• [EXERCISE MATERIAL]
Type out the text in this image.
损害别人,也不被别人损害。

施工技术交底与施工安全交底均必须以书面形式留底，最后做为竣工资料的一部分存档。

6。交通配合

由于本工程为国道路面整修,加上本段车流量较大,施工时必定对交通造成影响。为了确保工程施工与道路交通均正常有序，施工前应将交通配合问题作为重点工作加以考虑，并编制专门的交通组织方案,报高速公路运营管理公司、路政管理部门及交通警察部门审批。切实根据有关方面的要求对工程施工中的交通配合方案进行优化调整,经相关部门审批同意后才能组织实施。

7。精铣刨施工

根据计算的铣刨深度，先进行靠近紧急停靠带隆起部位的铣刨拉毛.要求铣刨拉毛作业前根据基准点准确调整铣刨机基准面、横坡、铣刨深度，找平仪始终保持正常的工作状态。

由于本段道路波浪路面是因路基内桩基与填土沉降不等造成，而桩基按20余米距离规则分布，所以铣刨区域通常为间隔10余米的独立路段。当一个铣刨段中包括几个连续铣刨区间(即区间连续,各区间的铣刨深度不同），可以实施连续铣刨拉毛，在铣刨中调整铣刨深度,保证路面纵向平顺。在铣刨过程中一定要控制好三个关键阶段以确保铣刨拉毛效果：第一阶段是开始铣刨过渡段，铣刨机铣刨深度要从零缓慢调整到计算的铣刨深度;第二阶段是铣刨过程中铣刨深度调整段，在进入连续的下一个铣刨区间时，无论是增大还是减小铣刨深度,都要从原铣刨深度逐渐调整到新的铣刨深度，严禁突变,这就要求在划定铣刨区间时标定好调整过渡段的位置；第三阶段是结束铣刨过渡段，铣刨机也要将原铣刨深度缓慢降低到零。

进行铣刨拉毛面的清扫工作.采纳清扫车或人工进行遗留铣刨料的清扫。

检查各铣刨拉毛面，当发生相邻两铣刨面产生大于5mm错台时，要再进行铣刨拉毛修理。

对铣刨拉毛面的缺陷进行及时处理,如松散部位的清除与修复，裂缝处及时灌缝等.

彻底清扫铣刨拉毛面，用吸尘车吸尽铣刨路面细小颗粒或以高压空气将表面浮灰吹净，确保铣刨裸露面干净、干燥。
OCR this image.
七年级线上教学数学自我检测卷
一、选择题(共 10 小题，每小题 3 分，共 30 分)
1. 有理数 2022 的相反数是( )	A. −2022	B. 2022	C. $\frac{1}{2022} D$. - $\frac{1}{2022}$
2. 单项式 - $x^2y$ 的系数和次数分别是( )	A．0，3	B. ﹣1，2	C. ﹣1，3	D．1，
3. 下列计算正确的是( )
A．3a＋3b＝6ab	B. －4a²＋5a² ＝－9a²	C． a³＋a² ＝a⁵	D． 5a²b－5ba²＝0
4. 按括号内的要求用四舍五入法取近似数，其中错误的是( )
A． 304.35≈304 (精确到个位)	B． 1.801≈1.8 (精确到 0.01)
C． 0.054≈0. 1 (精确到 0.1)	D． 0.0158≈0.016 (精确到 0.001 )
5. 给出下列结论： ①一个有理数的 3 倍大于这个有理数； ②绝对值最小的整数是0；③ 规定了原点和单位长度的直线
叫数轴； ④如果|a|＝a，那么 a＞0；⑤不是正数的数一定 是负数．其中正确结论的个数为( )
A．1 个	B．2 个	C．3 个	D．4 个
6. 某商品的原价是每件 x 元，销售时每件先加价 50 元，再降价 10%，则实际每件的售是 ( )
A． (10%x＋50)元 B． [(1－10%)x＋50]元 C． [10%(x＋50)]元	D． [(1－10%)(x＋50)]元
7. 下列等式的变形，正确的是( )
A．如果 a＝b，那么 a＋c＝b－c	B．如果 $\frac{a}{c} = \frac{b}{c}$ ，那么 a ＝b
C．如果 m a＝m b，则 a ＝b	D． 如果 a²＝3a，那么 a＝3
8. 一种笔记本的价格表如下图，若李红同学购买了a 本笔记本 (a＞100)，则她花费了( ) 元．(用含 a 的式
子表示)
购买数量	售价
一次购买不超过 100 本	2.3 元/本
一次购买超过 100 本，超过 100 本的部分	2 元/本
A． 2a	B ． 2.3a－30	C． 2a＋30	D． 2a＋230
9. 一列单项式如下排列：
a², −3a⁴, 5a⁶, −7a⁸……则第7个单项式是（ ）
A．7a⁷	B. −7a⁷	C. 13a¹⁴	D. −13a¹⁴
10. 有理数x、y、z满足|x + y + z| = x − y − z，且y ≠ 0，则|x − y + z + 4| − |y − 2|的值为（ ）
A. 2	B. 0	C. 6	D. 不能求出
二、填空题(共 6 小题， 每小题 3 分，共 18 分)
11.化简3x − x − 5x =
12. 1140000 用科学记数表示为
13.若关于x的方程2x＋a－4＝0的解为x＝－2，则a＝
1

• [AIM OF THE TASK] List every line above that contains the word "image".

• [FINISHED TASK]
Type out the text in this image.
OCR this image.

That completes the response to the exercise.